» Record extracts:
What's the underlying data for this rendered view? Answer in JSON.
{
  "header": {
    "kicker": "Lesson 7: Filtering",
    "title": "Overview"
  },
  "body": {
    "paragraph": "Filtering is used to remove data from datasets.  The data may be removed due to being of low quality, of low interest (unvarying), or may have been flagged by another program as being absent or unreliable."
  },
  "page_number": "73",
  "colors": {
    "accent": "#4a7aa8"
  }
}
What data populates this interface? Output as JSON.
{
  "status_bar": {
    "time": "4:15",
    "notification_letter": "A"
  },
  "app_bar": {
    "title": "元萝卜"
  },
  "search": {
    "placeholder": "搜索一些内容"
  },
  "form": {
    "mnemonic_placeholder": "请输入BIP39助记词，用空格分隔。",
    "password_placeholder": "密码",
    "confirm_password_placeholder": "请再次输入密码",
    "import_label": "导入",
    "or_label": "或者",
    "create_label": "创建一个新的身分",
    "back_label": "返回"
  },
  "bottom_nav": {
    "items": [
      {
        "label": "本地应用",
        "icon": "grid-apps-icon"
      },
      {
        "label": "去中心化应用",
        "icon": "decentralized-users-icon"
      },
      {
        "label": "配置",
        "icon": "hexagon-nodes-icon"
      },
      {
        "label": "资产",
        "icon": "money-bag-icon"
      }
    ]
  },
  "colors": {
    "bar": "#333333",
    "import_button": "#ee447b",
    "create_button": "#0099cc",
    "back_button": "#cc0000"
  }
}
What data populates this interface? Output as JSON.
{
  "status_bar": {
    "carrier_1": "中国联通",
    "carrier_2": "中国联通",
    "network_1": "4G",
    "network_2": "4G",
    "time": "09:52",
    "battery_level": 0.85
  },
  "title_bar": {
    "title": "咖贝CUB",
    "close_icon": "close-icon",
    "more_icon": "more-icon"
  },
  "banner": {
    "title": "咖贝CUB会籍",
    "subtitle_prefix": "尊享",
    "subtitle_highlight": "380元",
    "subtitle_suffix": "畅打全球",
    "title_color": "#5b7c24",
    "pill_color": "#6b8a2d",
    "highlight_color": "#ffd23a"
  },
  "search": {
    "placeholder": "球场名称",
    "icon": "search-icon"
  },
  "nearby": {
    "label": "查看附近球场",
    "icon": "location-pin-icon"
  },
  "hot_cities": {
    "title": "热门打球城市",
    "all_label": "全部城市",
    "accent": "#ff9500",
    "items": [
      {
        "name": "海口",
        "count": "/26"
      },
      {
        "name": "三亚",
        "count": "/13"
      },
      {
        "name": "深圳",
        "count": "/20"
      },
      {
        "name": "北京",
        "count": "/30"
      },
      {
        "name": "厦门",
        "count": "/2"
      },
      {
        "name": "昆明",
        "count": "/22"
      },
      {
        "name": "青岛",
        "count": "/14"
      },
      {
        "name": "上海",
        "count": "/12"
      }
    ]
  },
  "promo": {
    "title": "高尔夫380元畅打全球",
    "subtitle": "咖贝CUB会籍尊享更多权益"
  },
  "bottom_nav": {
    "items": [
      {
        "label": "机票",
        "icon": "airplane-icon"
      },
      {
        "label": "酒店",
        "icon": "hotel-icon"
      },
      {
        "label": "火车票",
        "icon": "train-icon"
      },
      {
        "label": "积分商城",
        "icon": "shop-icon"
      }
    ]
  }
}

» Objective:
Copy whichever lines in the listing above contain the word "data".

» The response:
What's the underlying data for this rendered view? Answer in JSON.
    "paragraph": "Filtering is used to remove data from datasets.  The data may be removed due to being of low quality, of low interest (unvarying), or may have been flagged by another program as being absent or unreliable."
What data populates this interface? Output as JSON.
What data populates this interface? Output as JSON.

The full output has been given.